Leave the pictures out and transcribe every record exactly.

-------- GIVEN DATA --------

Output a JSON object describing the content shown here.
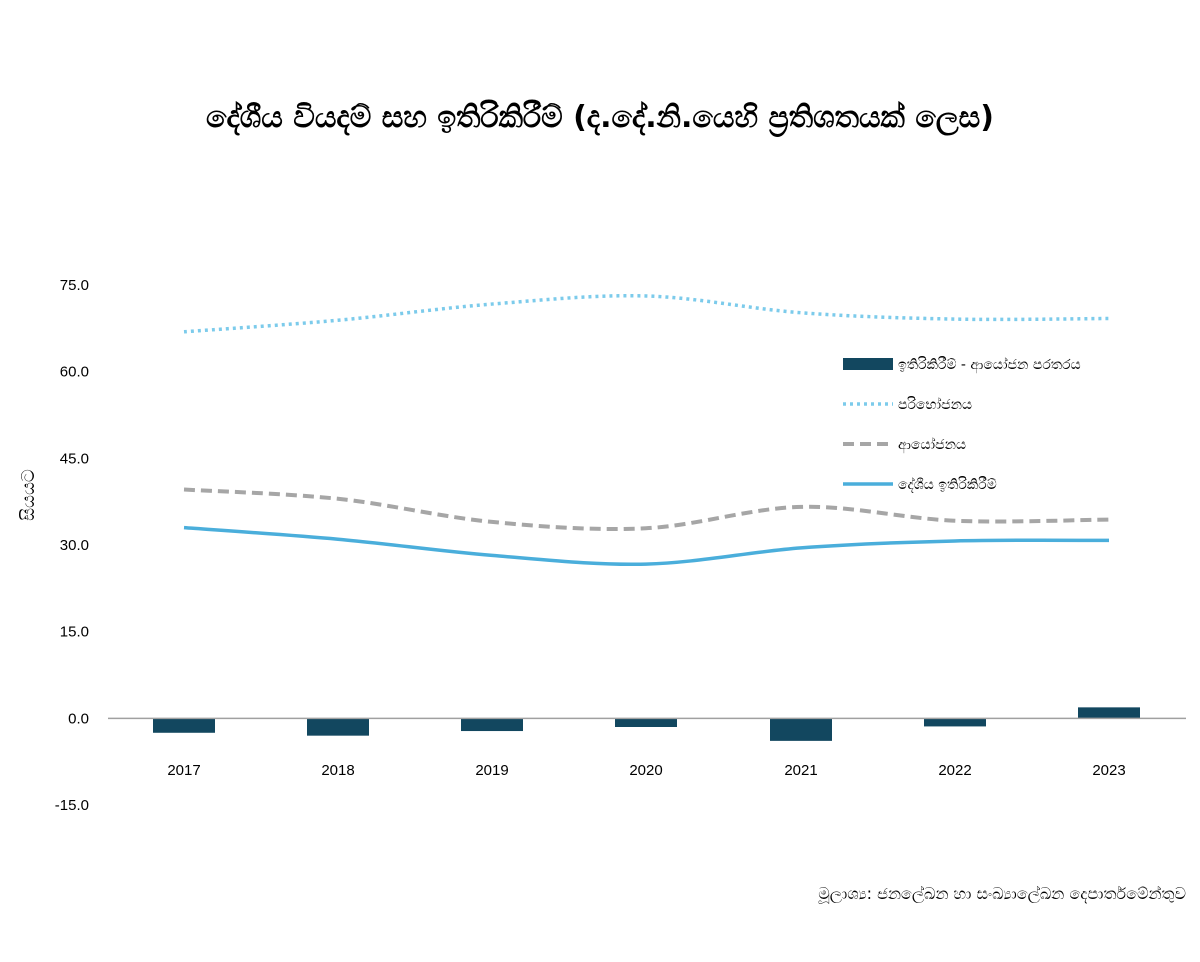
{
  "chart_data": {
    "type": "line",
    "title": "දේශීය වියදම් සහ ඉතිරිකිරීම් (ද.දේ.නි.යෙහි ප්‍රතිශතයක් ලෙස)",
    "ylabel": "සියයට",
    "xlabel": "",
    "categories": [
      "2017",
      "2018",
      "2019",
      "2020",
      "2021",
      "2022",
      "2023"
    ],
    "ylim": [
      -15,
      75
    ],
    "yticks": [
      "75.0",
      "60.0",
      "45.0",
      "30.0",
      "15.0",
      "0.0",
      "-15.0"
    ],
    "grid": false,
    "legend_position": "right",
    "series": [
      {
        "name": "ඉතිරිකිරීම් - ආයෝජන පරතරය",
        "kind": "bar",
        "color": "#12475f",
        "values": [
          -2.5,
          -3.0,
          -2.2,
          -1.5,
          -3.9,
          -1.4,
          1.9
        ]
      },
      {
        "name": "පරිභෝජනය",
        "kind": "dotted-line",
        "color": "#7ccbeb",
        "values": [
          66.9,
          68.9,
          71.7,
          73.1,
          70.2,
          69.1,
          69.2
        ]
      },
      {
        "name": "ආයෝජනය",
        "kind": "dashed-line",
        "color": "#a6a6a6",
        "values": [
          39.6,
          38.0,
          34.0,
          32.9,
          36.6,
          34.2,
          34.4
        ]
      },
      {
        "name": "දේශීය ඉතිරිකිරීම්",
        "kind": "solid-line",
        "color": "#4aaedb",
        "values": [
          33.0,
          31.0,
          28.2,
          26.7,
          29.5,
          30.7,
          30.8
        ]
      }
    ],
    "source": "මූලාශ්‍ය: ජනලේඛන හා සංඛ්‍යාලේඛන දෙපාර්තමේන්තුව"
  }
}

--------

SOLUTION FOR THIS TASK:
Output a JSON object describing the content shown here.
{
  "chart_data": {
    "type": "line",
    "title": "දේශීය වියදම් සහ ඉතිරිකිරීම් (ද.දේ.නි.යෙහි ප්‍රතිශතයක් ලෙස)",
    "ylabel": "සියයට",
    "xlabel": "",
    "categories": [
      "2017",
      "2018",
      "2019",
      "2020",
      "2021",
      "2022",
      "2023"
    ],
    "ylim": [
      -15,
      75
    ],
    "yticks": [
      "75.0",
      "60.0",
      "45.0",
      "30.0",
      "15.0",
      "0.0",
      "-15.0"
    ],
    "grid": false,
    "legend_position": "right",
    "series": [
      {
        "name": "ඉතිරිකිරීම් - ආයෝජන පරතරය",
        "kind": "bar",
        "color": "#12475f",
        "values": [
          -2.5,
          -3.0,
          -2.2,
          -1.5,
          -3.9,
          -1.4,
          1.9
        ]
      },
      {
        "name": "පරිභෝජනය",
        "kind": "dotted-line",
        "color": "#7ccbeb",
        "values": [
          66.9,
          68.9,
          71.7,
          73.1,
          70.2,
          69.1,
          69.2
        ]
      },
      {
        "name": "ආයෝජනය",
        "kind": "dashed-line",
        "color": "#a6a6a6",
        "values": [
          39.6,
          38.0,
          34.0,
          32.9,
          36.6,
          34.2,
          34.4
        ]
      },
      {
        "name": "දේශීය ඉතිරිකිරීම්",
        "kind": "solid-line",
        "color": "#4aaedb",
        "values": [
          33.0,
          31.0,
          28.2,
          26.7,
          29.5,
          30.7,
          30.8
        ]
      }
    ],
    "source": "මූලාශ්‍ය: ජනලේඛන හා සංඛ්‍යාලේඛන දෙපාර්තමේන්තුව"
  }
}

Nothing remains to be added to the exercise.